#### Input for this task

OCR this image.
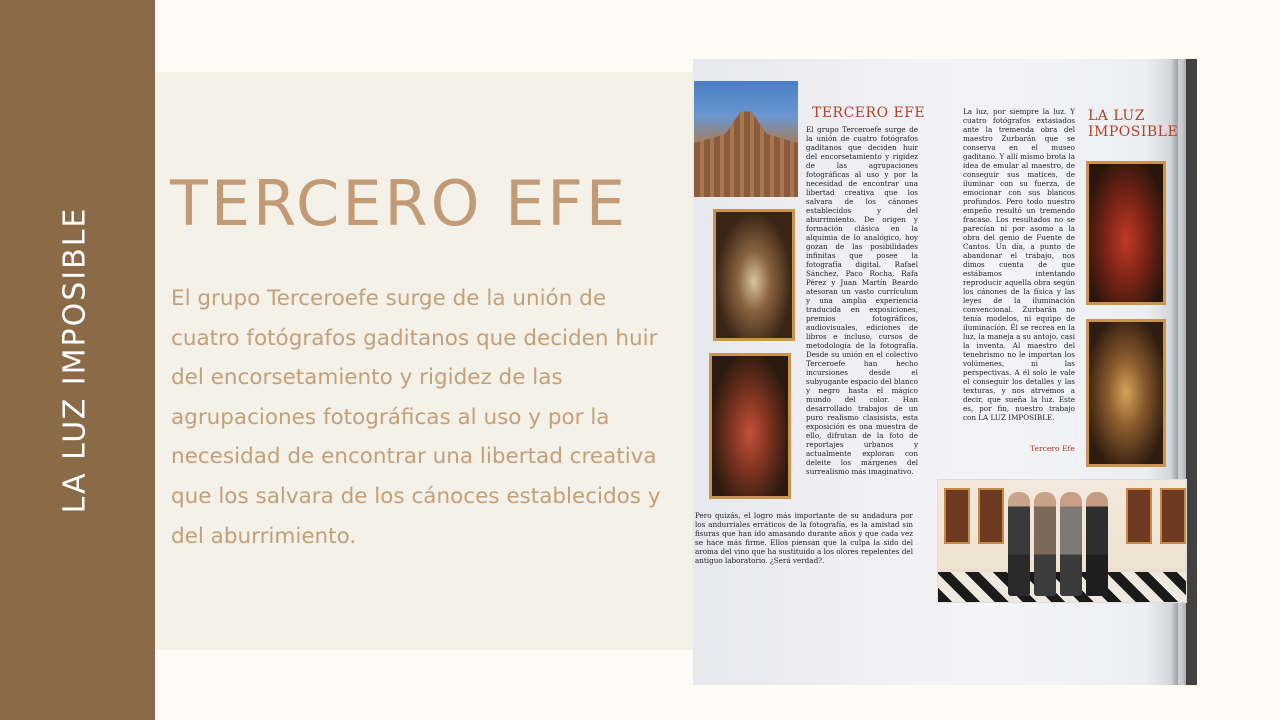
LA LUZ IMPOSIBLE
TERCERO EFE

El grupo Terceroefe surge de la unión de cuatro fotógrafos gaditanos que deciden huir del encorsetamiento y rigidez de las agrupaciones fotográficas al uso y por la necesidad de encontrar una libertad creativa que los salvara de los cánoces establecidos y del aburrimiento.

TERCERO EFE	LA LUZ IMPOSIBLE
El grupo Terceroefe surge de la unión de cuatro fotógrafos gaditanos que deciden huir del encorsetamiento y rigidez de las agrupaciones fotográficas al uso y por la necesidad de encontrar una libertad creativa que los salvara de los cánones establecidos y del aburrimiento. De origen y formación clásica en la alquimia de lo analógico, hoy gozan de las posibilidades infinitas que posee la fotografía digital. Rafael Sánchez, Paco Rocha, Rafa Pérez y Juan Martín Beardo atesoran un vasto currículum y una amplia experiencia traducida en exposiciones, premios fotográficos, audiovisuales, ediciones de libros e incluso, cursos de metodología de la fotografía. Desde su unión en el colectivo Terceroefe han hecho incursiones desde el subyugante espacio del blanco y negro hasta el mágico mundo del color. Han desarrollado trabajos de un puro realismo clasisista, esta exposición es una muestra de ello, difrutan de la foto de reportajes urbanos y actualmente exploran con deleite los márgenes del surrealismo más imaginativo.
La luz, por siempre la luz. Y cuatro fotógrafos extasiados ante la tremenda obra del maestro Zurbarán que se conserva en el museo gaditano. Y allí mismo brota la idea de emular al maestro, de conseguir sus matices, de iluminar con su fuerza, de emocionar con sus blancos profundos. Pero todo nuestro empeño resultó un tremendo fracaso. Los resultados no se parecían ni por asomo a la obra del genio de Fuente de Cantos. Un día, a punto de abandonar el trabajo, nos dimos cuenta de que estábamos intentando reproducir aquella obra según los cánones de la física y las leyes de la iluminación convencional. Zurbarán no tenía modelos, ni equipo de iluminación. Él se recrea en la luz, la maneja a su antojo, casi la inventa. Al maestro del tenebrismo no le importan los volúmenes, ni las perspectivas. A él solo le vale el conseguir los detalles y las texturas, y nos atrvemos a decir, que sueña la luz. Este es, por fin, nuestro trabajo con LA LUZ IMPOSIBLE.
Tercero Efe
Pero quizás, el logro más importante de su andadura por los andurriales erráticos de la fotografía, es la amistad sin fisuras que han ido amasando durante años y que cada vez se hace más firme. Ellos piensan que la culpa la sido del aroma del vino que ha sustituido a los olores repelentes del antiguo laboratorio. ¿Será verdad?.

########

(To do) Omit the pictures, then give all the lines above again exactly.

(The answer)
OCR this image.
LA LUZ IMPOSIBLE
TERCERO EFE

El grupo Terceroefe surge de la unión de cuatro fotógrafos gaditanos que deciden huir del encorsetamiento y rigidez de las agrupaciones fotográficas al uso y por la necesidad de encontrar una libertad creativa que los salvara de los cánoces establecidos y del aburrimiento.

TERCERO EFE	LA LUZ IMPOSIBLE
El grupo Terceroefe surge de la unión de cuatro fotógrafos gaditanos que deciden huir del encorsetamiento y rigidez de las agrupaciones fotográficas al uso y por la necesidad de encontrar una libertad creativa que los salvara de los cánones establecidos y del aburrimiento. De origen y formación clásica en la alquimia de lo analógico, hoy gozan de las posibilidades infinitas que posee la fotografía digital. Rafael Sánchez, Paco Rocha, Rafa Pérez y Juan Martín Beardo atesoran un vasto currículum y una amplia experiencia traducida en exposiciones, premios fotográficos, audiovisuales, ediciones de libros e incluso, cursos de metodología de la fotografía. Desde su unión en el colectivo Terceroefe han hecho incursiones desde el subyugante espacio del blanco y negro hasta el mágico mundo del color. Han desarrollado trabajos de un puro realismo clasisista, esta exposición es una muestra de ello, difrutan de la foto de reportajes urbanos y actualmente exploran con deleite los márgenes del surrealismo más imaginativo.
La luz, por siempre la luz. Y cuatro fotógrafos extasiados ante la tremenda obra del maestro Zurbarán que se conserva en el museo gaditano. Y allí mismo brota la idea de emular al maestro, de conseguir sus matices, de iluminar con su fuerza, de emocionar con sus blancos profundos. Pero todo nuestro empeño resultó un tremendo fracaso. Los resultados no se parecían ni por asomo a la obra del genio de Fuente de Cantos. Un día, a punto de abandonar el trabajo, nos dimos cuenta de que estábamos intentando reproducir aquella obra según los cánones de la física y las leyes de la iluminación convencional. Zurbarán no tenía modelos, ni equipo de iluminación. Él se recrea en la luz, la maneja a su antojo, casi la inventa. Al maestro del tenebrismo no le importan los volúmenes, ni las perspectivas. A él solo le vale el conseguir los detalles y las texturas, y nos atrvemos a decir, que sueña la luz. Este es, por fin, nuestro trabajo con LA LUZ IMPOSIBLE.
Tercero Efe
Pero quizás, el logro más importante de su andadura por los andurriales erráticos de la fotografía, es la amistad sin fisuras que han ido amasando durante años y que cada vez se hace más firme. Ellos piensan que la culpa la sido del aroma del vino que ha sustituido a los olores repelentes del antiguo laboratorio. ¿Será verdad?.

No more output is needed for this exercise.